Work to complete
In the records from the first line through the line holding "crawling-baby-icon — [606, 175, 634, 197]", inclusive, replace "Fertility Clinic" with "Fertility Center" and leave everything else unchanged. Give back only those lines.

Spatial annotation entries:
────

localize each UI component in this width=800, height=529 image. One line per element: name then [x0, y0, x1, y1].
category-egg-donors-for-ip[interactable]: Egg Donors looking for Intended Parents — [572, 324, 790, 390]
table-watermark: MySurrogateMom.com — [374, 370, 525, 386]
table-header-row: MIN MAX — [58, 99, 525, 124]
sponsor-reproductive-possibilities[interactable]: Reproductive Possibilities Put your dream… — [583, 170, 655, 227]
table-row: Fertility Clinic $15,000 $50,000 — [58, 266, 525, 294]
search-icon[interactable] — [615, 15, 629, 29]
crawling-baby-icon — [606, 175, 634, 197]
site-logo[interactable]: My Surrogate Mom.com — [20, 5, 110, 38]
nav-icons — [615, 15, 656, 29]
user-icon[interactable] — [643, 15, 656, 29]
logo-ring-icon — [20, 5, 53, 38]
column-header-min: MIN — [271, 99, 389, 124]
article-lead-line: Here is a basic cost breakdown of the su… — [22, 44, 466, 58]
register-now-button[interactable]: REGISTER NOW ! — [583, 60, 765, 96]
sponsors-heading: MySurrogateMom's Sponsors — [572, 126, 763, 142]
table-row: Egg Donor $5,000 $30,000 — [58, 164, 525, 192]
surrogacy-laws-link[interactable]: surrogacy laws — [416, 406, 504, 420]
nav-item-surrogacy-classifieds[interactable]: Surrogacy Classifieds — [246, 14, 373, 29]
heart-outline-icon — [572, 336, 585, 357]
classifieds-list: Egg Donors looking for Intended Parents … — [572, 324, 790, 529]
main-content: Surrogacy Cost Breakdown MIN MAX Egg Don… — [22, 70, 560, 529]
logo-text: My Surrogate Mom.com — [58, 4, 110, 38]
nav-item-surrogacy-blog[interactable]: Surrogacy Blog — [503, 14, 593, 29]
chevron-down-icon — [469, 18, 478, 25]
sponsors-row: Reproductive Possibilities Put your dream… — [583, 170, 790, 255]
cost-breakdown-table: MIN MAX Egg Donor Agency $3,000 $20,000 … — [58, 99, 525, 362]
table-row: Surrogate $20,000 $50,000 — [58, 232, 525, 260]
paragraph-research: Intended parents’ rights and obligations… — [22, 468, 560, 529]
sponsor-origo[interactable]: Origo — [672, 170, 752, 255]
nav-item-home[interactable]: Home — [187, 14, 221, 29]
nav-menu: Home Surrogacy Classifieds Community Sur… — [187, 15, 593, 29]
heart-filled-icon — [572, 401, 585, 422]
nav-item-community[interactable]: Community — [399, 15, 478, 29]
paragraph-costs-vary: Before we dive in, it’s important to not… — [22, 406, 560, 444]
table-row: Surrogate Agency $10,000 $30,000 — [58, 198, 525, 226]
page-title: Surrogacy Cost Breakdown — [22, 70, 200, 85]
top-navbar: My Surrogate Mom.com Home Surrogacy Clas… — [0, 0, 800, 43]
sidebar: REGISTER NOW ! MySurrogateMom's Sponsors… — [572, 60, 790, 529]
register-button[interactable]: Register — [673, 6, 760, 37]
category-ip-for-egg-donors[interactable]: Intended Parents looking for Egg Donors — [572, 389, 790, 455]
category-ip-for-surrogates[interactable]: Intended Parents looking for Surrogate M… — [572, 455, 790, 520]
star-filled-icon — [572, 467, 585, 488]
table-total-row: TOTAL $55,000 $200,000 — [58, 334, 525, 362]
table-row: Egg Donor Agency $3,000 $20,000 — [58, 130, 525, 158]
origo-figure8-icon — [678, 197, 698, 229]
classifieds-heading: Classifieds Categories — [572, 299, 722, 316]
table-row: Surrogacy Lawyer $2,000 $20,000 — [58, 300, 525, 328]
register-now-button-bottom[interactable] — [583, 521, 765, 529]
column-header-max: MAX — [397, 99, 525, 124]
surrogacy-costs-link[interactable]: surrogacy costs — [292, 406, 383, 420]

────

Completed exercise
localize each UI component in this width=800, height=529 image. One line per element: name then [x0, y0, x1, y1].
category-egg-donors-for-ip[interactable]: Egg Donors looking for Intended Parents — [572, 324, 790, 390]
table-watermark: MySurrogateMom.com — [374, 370, 525, 386]
table-header-row: MIN MAX — [58, 99, 525, 124]
sponsor-reproductive-possibilities[interactable]: Reproductive Possibilities Put your dream… — [583, 170, 655, 227]
table-row: Fertility Center $15,000 $50,000 — [58, 266, 525, 294]
search-icon[interactable] — [615, 15, 629, 29]
crawling-baby-icon — [606, 175, 634, 197]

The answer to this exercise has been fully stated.